What is asked
Transcribe every entry word for word. Skip the pictures.

───── Supplied data ─────

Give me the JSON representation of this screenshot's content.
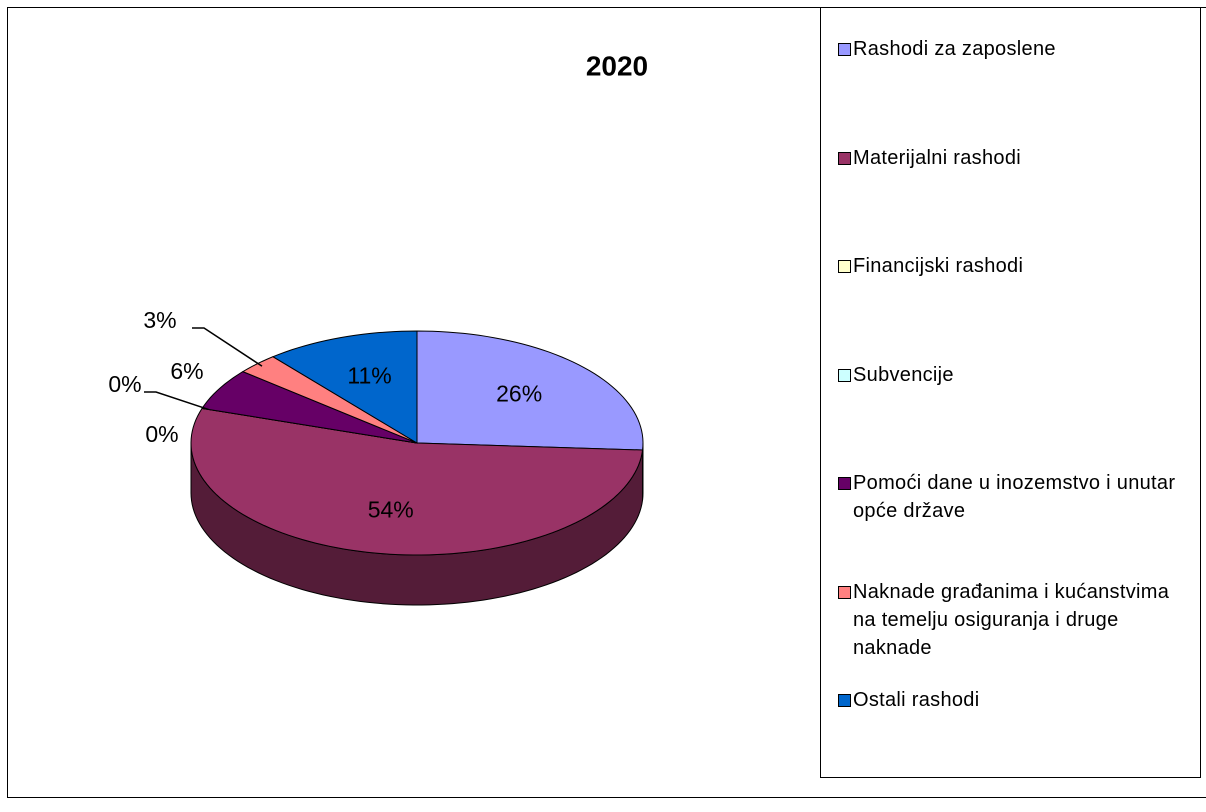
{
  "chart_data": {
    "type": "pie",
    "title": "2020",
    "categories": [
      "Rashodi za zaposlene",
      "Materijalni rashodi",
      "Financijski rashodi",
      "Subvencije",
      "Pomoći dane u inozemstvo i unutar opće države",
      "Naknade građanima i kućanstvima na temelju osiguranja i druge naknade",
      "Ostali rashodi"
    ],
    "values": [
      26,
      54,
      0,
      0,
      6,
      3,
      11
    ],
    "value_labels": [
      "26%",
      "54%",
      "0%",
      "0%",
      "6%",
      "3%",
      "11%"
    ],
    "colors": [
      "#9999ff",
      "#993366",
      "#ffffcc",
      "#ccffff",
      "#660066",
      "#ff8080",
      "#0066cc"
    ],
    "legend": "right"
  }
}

─────

Output of the task
Give me the JSON representation of this screenshot's content.
{
  "chart_data": {
    "type": "pie",
    "title": "2020",
    "categories": [
      "Rashodi za zaposlene",
      "Materijalni rashodi",
      "Financijski rashodi",
      "Subvencije",
      "Pomoći dane u inozemstvo i unutar opće države",
      "Naknade građanima i kućanstvima na temelju osiguranja i druge naknade",
      "Ostali rashodi"
    ],
    "values": [
      26,
      54,
      0,
      0,
      6,
      3,
      11
    ],
    "value_labels": [
      "26%",
      "54%",
      "0%",
      "0%",
      "6%",
      "3%",
      "11%"
    ],
    "colors": [
      "#9999ff",
      "#993366",
      "#ffffcc",
      "#ccffff",
      "#660066",
      "#ff8080",
      "#0066cc"
    ],
    "legend": "right"
  }
}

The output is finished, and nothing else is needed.